* Objective: Find every line in the records below that holds the word "hospital", and copy each one.

- - - - -

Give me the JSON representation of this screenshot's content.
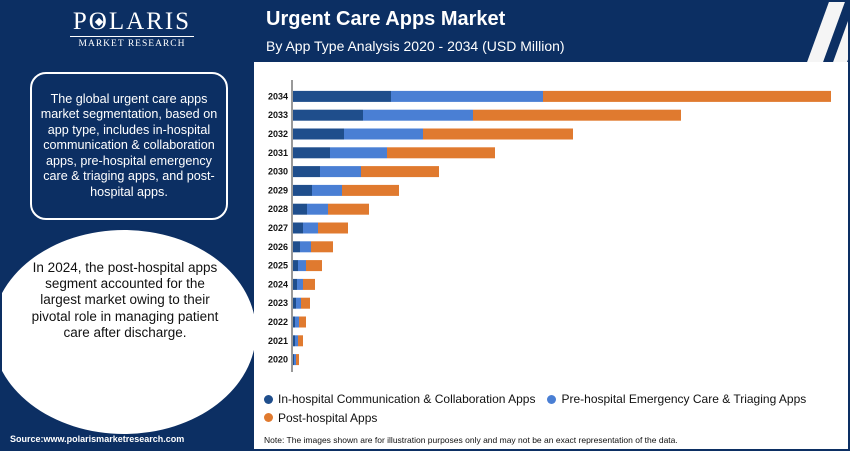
{
  "brand": {
    "name_pre": "P",
    "name_post": "LARIS",
    "sub": "MARKET RESEARCH"
  },
  "left": {
    "description": "The global urgent care apps market segmentation, based on app type, includes in-hospital communication & collaboration apps, pre-hospital emergency care & triaging apps, and post-hospital apps.",
    "highlight": "In 2024, the post-hospital apps segment accounted for the largest market owing to their pivotal role in managing patient care after discharge.",
    "source": "Source:www.polarismarketresearch.com"
  },
  "header": {
    "title": "Urgent Care Apps Market",
    "subtitle": "By App Type Analysis 2020 - 2034 (USD Million)"
  },
  "note": "Note: The images shown are for illustration purposes only and may not be an exact representation of the data.",
  "colors": {
    "navy": "#0c2f63",
    "series1": "#1f4e8c",
    "series2": "#4a7fd4",
    "series3": "#e07a2f"
  },
  "chart_data": {
    "type": "bar",
    "orientation": "horizontal",
    "stacked": true,
    "categories": [
      "2034",
      "2033",
      "2032",
      "2031",
      "2030",
      "2029",
      "2028",
      "2027",
      "2026",
      "2025",
      "2024",
      "2023",
      "2022",
      "2021",
      "2020"
    ],
    "series": [
      {
        "name": "In-hospital Communication & Collaboration Apps",
        "color": "#1f4e8c",
        "values": [
          98,
          70,
          51,
          37,
          27,
          19,
          14,
          10,
          7,
          5,
          4,
          3,
          2,
          2,
          1
        ]
      },
      {
        "name": "Pre-hospital Emergency Care & Triaging Apps",
        "color": "#4a7fd4",
        "values": [
          152,
          110,
          79,
          57,
          41,
          30,
          21,
          15,
          11,
          8,
          6,
          5,
          4,
          3,
          2
        ]
      },
      {
        "name": "Post-hospital Apps",
        "color": "#e07a2f",
        "values": [
          288,
          208,
          150,
          108,
          78,
          57,
          41,
          30,
          22,
          16,
          12,
          9,
          7,
          5,
          3
        ]
      }
    ],
    "xlim": [
      0,
      540
    ],
    "grid": false,
    "axis_values_shown": false,
    "legend_position": "bottom"
  }
}
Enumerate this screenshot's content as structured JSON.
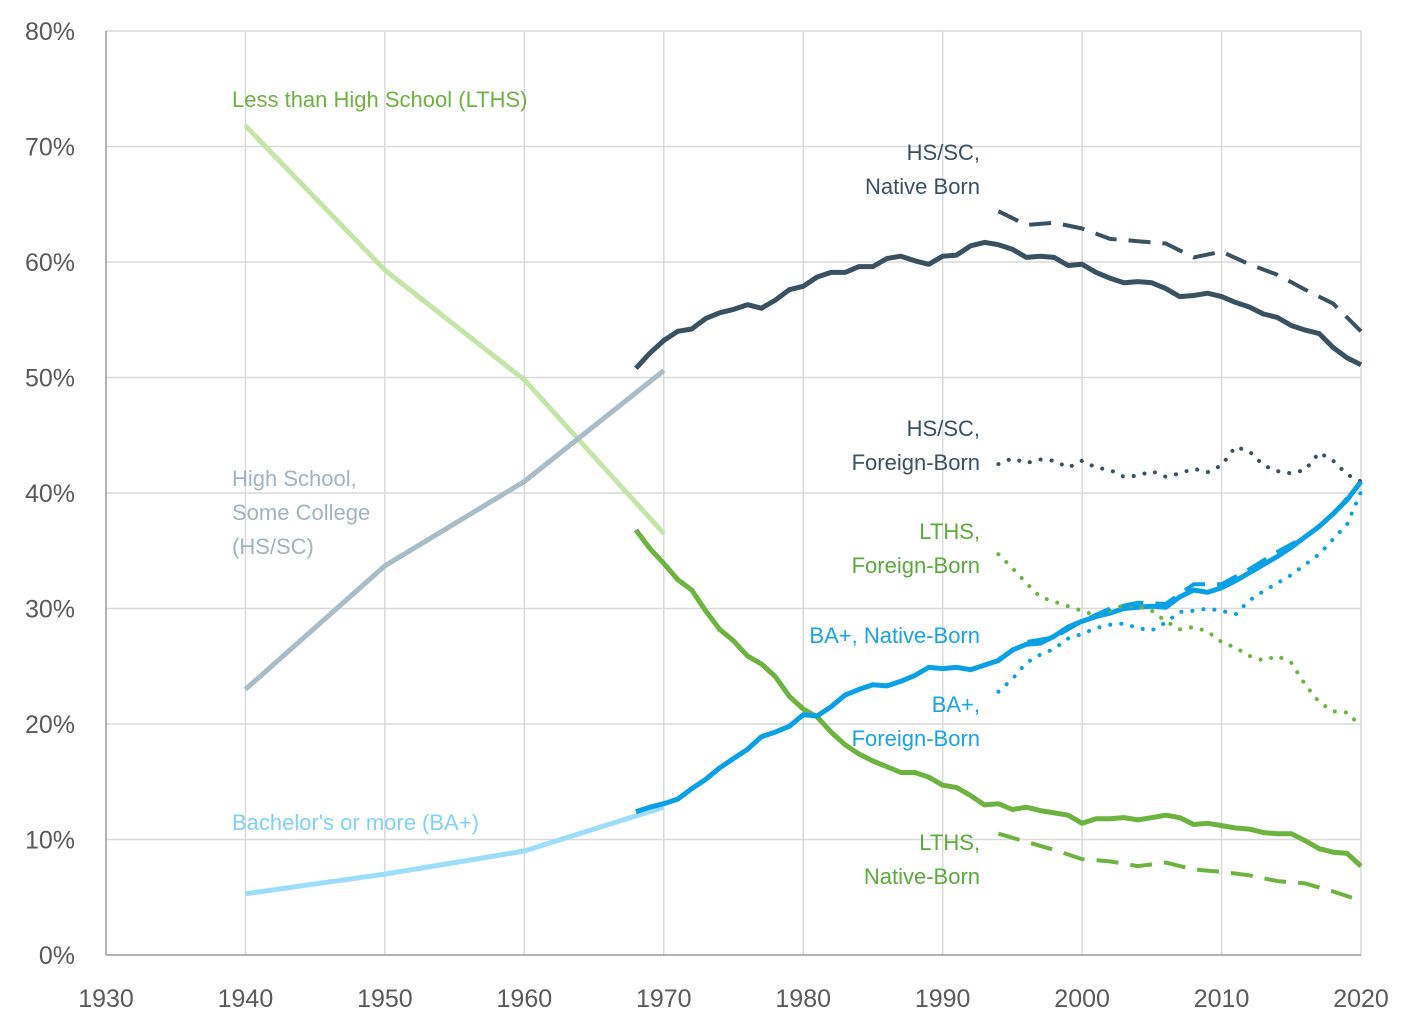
{
  "chart_data": {
    "type": "line",
    "title": "",
    "xlabel": "",
    "ylabel": "",
    "xlim": [
      1930,
      2020
    ],
    "ylim": [
      0,
      80
    ],
    "grid": true,
    "x_ticks": [
      "1930",
      "1940",
      "1950",
      "1960",
      "1970",
      "1980",
      "1990",
      "2000",
      "2010",
      "2020"
    ],
    "y_ticks": [
      "0%",
      "10%",
      "20%",
      "30%",
      "40%",
      "50%",
      "60%",
      "70%",
      "80%"
    ],
    "annotations": [
      {
        "lines": [
          "Less than High School (LTHS)"
        ],
        "color": "#6db33f",
        "anchor": "start"
      },
      {
        "lines": [
          "High School,",
          "Some College",
          "(HS/SC)"
        ],
        "color": "#9fb3c3",
        "anchor": "start"
      },
      {
        "lines": [
          "Bachelor's or more (BA+)"
        ],
        "color": "#7fd2f5",
        "anchor": "start"
      },
      {
        "lines": [
          "HS/SC,",
          "Native Born"
        ],
        "color": "#3a5161",
        "anchor": "end"
      },
      {
        "lines": [
          "HS/SC,",
          "Foreign-Born"
        ],
        "color": "#3a5161",
        "anchor": "end"
      },
      {
        "lines": [
          "LTHS,",
          "Foreign-Born"
        ],
        "color": "#5aaa3c",
        "anchor": "end"
      },
      {
        "lines": [
          "BA+, Native-Born"
        ],
        "color": "#1aa3e3",
        "anchor": "end"
      },
      {
        "lines": [
          "BA+,",
          "Foreign-Born"
        ],
        "color": "#1aa3e3",
        "anchor": "end"
      },
      {
        "lines": [
          "LTHS,",
          "Native-Born"
        ],
        "color": "#5aaa3c",
        "anchor": "end"
      }
    ],
    "series": [
      {
        "color": "#c5e4a8",
        "style": "solid",
        "width": 5,
        "x": [
          1940,
          1950,
          1960,
          1970
        ],
        "y": [
          71.8,
          59.3,
          49.8,
          36.5
        ]
      },
      {
        "color": "#a9bcc8",
        "style": "solid",
        "width": 5,
        "x": [
          1940,
          1950,
          1960,
          1970
        ],
        "y": [
          23.0,
          33.7,
          41.0,
          50.6
        ]
      },
      {
        "color": "#9bddfa",
        "style": "solid",
        "width": 5,
        "x": [
          1940,
          1950,
          1960,
          1970
        ],
        "y": [
          5.3,
          7.0,
          9.0,
          12.8
        ]
      },
      {
        "color": "#3a5161",
        "style": "solid",
        "width": 5,
        "x": [
          1968,
          1969,
          1970,
          1971,
          1972,
          1973,
          1974,
          1975,
          1976,
          1977,
          1978,
          1979,
          1980,
          1981,
          1982,
          1983,
          1984,
          1985,
          1986,
          1987,
          1988,
          1989,
          1990,
          1991,
          1992,
          1993,
          1994,
          1995,
          1996,
          1997,
          1998,
          1999,
          2000,
          2001,
          2002,
          2003,
          2004,
          2005,
          2006,
          2007,
          2008,
          2009,
          2010,
          2011,
          2012,
          2013,
          2014,
          2015,
          2016,
          2017,
          2018,
          2019,
          2020
        ],
        "y": [
          50.8,
          52.1,
          53.2,
          54.0,
          54.2,
          55.1,
          55.6,
          55.9,
          56.3,
          56.0,
          56.7,
          57.6,
          57.9,
          58.7,
          59.1,
          59.1,
          59.6,
          59.6,
          60.3,
          60.5,
          60.1,
          59.8,
          60.5,
          60.6,
          61.4,
          61.7,
          61.5,
          61.1,
          60.4,
          60.5,
          60.4,
          59.7,
          59.8,
          59.1,
          58.6,
          58.2,
          58.3,
          58.2,
          57.7,
          57.0,
          57.1,
          57.3,
          57.0,
          56.5,
          56.1,
          55.5,
          55.2,
          54.5,
          54.1,
          53.8,
          52.6,
          51.7,
          51.1
        ]
      },
      {
        "color": "#6db33f",
        "style": "solid",
        "width": 5,
        "x": [
          1968,
          1969,
          1970,
          1971,
          1972,
          1973,
          1974,
          1975,
          1976,
          1977,
          1978,
          1979,
          1980,
          1981,
          1982,
          1983,
          1984,
          1985,
          1986,
          1987,
          1988,
          1989,
          1990,
          1991,
          1992,
          1993,
          1994,
          1995,
          1996,
          1997,
          1998,
          1999,
          2000,
          2001,
          2002,
          2003,
          2004,
          2005,
          2006,
          2007,
          2008,
          2009,
          2010,
          2011,
          2012,
          2013,
          2014,
          2015,
          2016,
          2017,
          2018,
          2019,
          2020
        ],
        "y": [
          36.8,
          35.2,
          33.9,
          32.5,
          31.6,
          29.8,
          28.2,
          27.2,
          25.9,
          25.2,
          24.1,
          22.4,
          21.3,
          20.6,
          19.3,
          18.2,
          17.4,
          16.8,
          16.3,
          15.8,
          15.8,
          15.4,
          14.7,
          14.5,
          13.8,
          13.0,
          13.1,
          12.6,
          12.8,
          12.5,
          12.3,
          12.1,
          11.4,
          11.8,
          11.8,
          11.9,
          11.7,
          11.9,
          12.1,
          11.9,
          11.3,
          11.4,
          11.2,
          11.0,
          10.9,
          10.6,
          10.5,
          10.5,
          9.9,
          9.2,
          8.9,
          8.8,
          7.7
        ]
      },
      {
        "color": "#0aa0e6",
        "style": "solid",
        "width": 5,
        "x": [
          1968,
          1969,
          1970,
          1971,
          1972,
          1973,
          1974,
          1975,
          1976,
          1977,
          1978,
          1979,
          1980,
          1981,
          1982,
          1983,
          1984,
          1985,
          1986,
          1987,
          1988,
          1989,
          1990,
          1991,
          1992,
          1993,
          1994,
          1995,
          1996,
          1997,
          1998,
          1999,
          2000,
          2001,
          2002,
          2003,
          2004,
          2005,
          2006,
          2007,
          2008,
          2009,
          2010,
          2011,
          2012,
          2013,
          2014,
          2015,
          2016,
          2017,
          2018,
          2019,
          2020
        ],
        "y": [
          12.4,
          12.8,
          13.1,
          13.5,
          14.4,
          15.2,
          16.2,
          17.0,
          17.8,
          18.9,
          19.3,
          19.8,
          20.8,
          20.7,
          21.5,
          22.5,
          23.0,
          23.4,
          23.3,
          23.7,
          24.2,
          24.9,
          24.8,
          24.9,
          24.7,
          25.1,
          25.5,
          26.4,
          26.9,
          27.0,
          27.6,
          28.4,
          28.9,
          29.3,
          29.6,
          30.0,
          30.1,
          30.2,
          30.1,
          31.0,
          31.6,
          31.4,
          31.8,
          32.4,
          33.1,
          33.8,
          34.5,
          35.3,
          36.2,
          37.1,
          38.2,
          39.4,
          41.0
        ]
      },
      {
        "color": "#3a5161",
        "style": "dashed",
        "width": 4,
        "x": [
          1994,
          1996,
          1998,
          2000,
          2002,
          2004,
          2006,
          2008,
          2010,
          2012,
          2014,
          2016,
          2018,
          2020
        ],
        "y": [
          64.4,
          63.2,
          63.4,
          62.9,
          62.0,
          61.8,
          61.6,
          60.4,
          60.9,
          59.8,
          58.9,
          57.6,
          56.4,
          54.0
        ]
      },
      {
        "color": "#3a5161",
        "style": "dotted",
        "width": 4,
        "x": [
          1994,
          1995,
          1996,
          1997,
          1998,
          1999,
          2000,
          2001,
          2002,
          2003,
          2004,
          2005,
          2006,
          2007,
          2008,
          2009,
          2010,
          2011,
          2012,
          2013,
          2014,
          2015,
          2016,
          2017,
          2018,
          2019,
          2020
        ],
        "y": [
          42.5,
          43.0,
          42.6,
          42.9,
          42.8,
          42.2,
          42.8,
          42.2,
          42.0,
          41.4,
          41.5,
          41.9,
          41.4,
          41.7,
          42.1,
          41.8,
          42.4,
          44.0,
          43.6,
          42.4,
          41.9,
          41.7,
          42.0,
          43.5,
          42.8,
          41.6,
          41.0
        ]
      },
      {
        "color": "#6db33f",
        "style": "dashed",
        "width": 4,
        "x": [
          1994,
          1996,
          1998,
          2000,
          2002,
          2004,
          2006,
          2008,
          2010,
          2012,
          2014,
          2016,
          2018,
          2020
        ],
        "y": [
          10.5,
          9.8,
          9.1,
          8.3,
          8.1,
          7.7,
          8.0,
          7.4,
          7.2,
          6.9,
          6.4,
          6.2,
          5.5,
          4.7
        ]
      },
      {
        "color": "#6db33f",
        "style": "dotted",
        "width": 4,
        "x": [
          1994,
          1995,
          1996,
          1997,
          1998,
          1999,
          2000,
          2001,
          2002,
          2003,
          2004,
          2005,
          2006,
          2007,
          2008,
          2009,
          2010,
          2011,
          2012,
          2013,
          2014,
          2015,
          2016,
          2017,
          2018,
          2019,
          2020
        ],
        "y": [
          34.7,
          33.5,
          32.2,
          31.0,
          30.6,
          30.2,
          29.8,
          29.4,
          29.8,
          30.3,
          30.2,
          29.8,
          28.9,
          28.2,
          28.4,
          28.0,
          27.1,
          26.6,
          25.9,
          25.5,
          25.9,
          25.3,
          23.4,
          21.9,
          21.1,
          21.0,
          19.8
        ]
      },
      {
        "color": "#0aa0e6",
        "style": "dashed",
        "width": 4,
        "x": [
          1994,
          1996,
          1998,
          2000,
          2002,
          2004,
          2006,
          2008,
          2010,
          2012,
          2014,
          2016,
          2018,
          2020
        ],
        "y": [
          25.6,
          27.1,
          27.5,
          28.9,
          30.0,
          30.5,
          30.4,
          32.1,
          32.1,
          33.4,
          34.9,
          36.2,
          38.1,
          41.0
        ]
      },
      {
        "color": "#0aa0e6",
        "style": "dotted",
        "width": 4,
        "x": [
          1994,
          1995,
          1996,
          1997,
          1998,
          1999,
          2000,
          2001,
          2002,
          2003,
          2004,
          2005,
          2006,
          2007,
          2008,
          2009,
          2010,
          2011,
          2012,
          2013,
          2014,
          2015,
          2016,
          2017,
          2018,
          2019,
          2020
        ],
        "y": [
          22.8,
          23.9,
          25.3,
          26.0,
          26.5,
          27.4,
          27.8,
          28.3,
          28.6,
          28.7,
          28.3,
          28.1,
          28.8,
          29.7,
          29.8,
          30.0,
          29.8,
          29.5,
          30.7,
          31.5,
          32.2,
          32.9,
          33.8,
          34.7,
          36.0,
          37.3,
          40.1
        ]
      }
    ]
  }
}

- - - - -

* Full output:
    "description": "The global urgent care apps market segmentation, based on app type, includes in-hospital communication & collaboration apps, pre-hospital emergency care & triaging apps, and post-hospital apps.",
    "highlight": "In 2024, the post-hospital apps segment accounted for the largest market owing to their pivotal role in managing patient care after discharge.",
        "name": "In-hospital Communication & Collaboration Apps",
        "name": "Pre-hospital Emergency Care & Triaging Apps",
        "name": "Post-hospital Apps",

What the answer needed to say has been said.